**Task inputs**
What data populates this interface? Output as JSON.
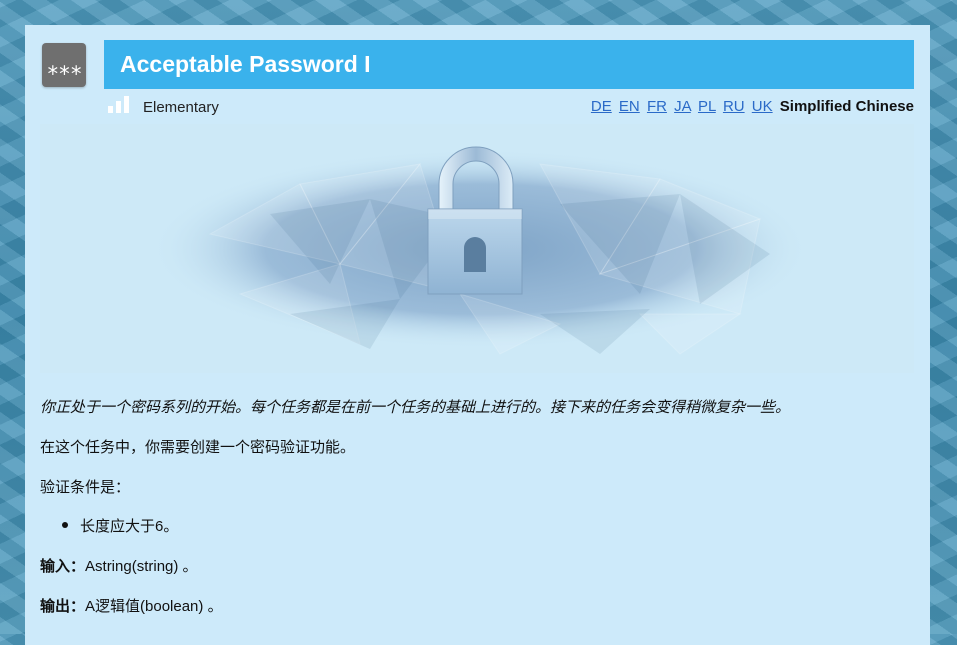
{
  "task": {
    "icon_text": "***",
    "title": "Acceptable Password I",
    "difficulty": "Elementary"
  },
  "languages": {
    "links": [
      "DE",
      "EN",
      "FR",
      "JA",
      "PL",
      "RU",
      "UK"
    ],
    "current": "Simplified Chinese"
  },
  "banner": {
    "icon": "padlock-icon"
  },
  "description": {
    "intro": "你正处于一个密码系列的开始。每个任务都是在前一个任务的基础上进行的。接下来的任务会变得稍微复杂一些。",
    "task_text": "在这个任务中，你需要创建一个密码验证功能。",
    "conditions_label": "验证条件是：",
    "conditions": [
      "长度应大于6。"
    ],
    "input_label": "输入：",
    "input_text": "Astring(string) 。",
    "output_label": "输出：",
    "output_text": "A逻辑值(boolean) 。"
  },
  "colors": {
    "title_bar": "#3ab2ec",
    "panel": "#cdeafa",
    "link": "#2a6ac8",
    "icon_bg": "#6f6f6f"
  }
}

**Task to complete**
Every record must be copied exactly, with images dropped from the result.

**The output**
What data populates this interface? Output as JSON.
{
  "task": {
    "icon_text": "***",
    "title": "Acceptable Password I",
    "difficulty": "Elementary"
  },
  "languages": {
    "links": [
      "DE",
      "EN",
      "FR",
      "JA",
      "PL",
      "RU",
      "UK"
    ],
    "current": "Simplified Chinese"
  },
  "banner": {
    "icon": "padlock-icon"
  },
  "description": {
    "intro": "你正处于一个密码系列的开始。每个任务都是在前一个任务的基础上进行的。接下来的任务会变得稍微复杂一些。",
    "task_text": "在这个任务中，你需要创建一个密码验证功能。",
    "conditions_label": "验证条件是：",
    "conditions": [
      "长度应大于6。"
    ],
    "input_label": "输入：",
    "input_text": "Astring(string) 。",
    "output_label": "输出：",
    "output_text": "A逻辑值(boolean) 。"
  },
  "colors": {
    "title_bar": "#3ab2ec",
    "panel": "#cdeafa",
    "link": "#2a6ac8",
    "icon_bg": "#6f6f6f"
  }
}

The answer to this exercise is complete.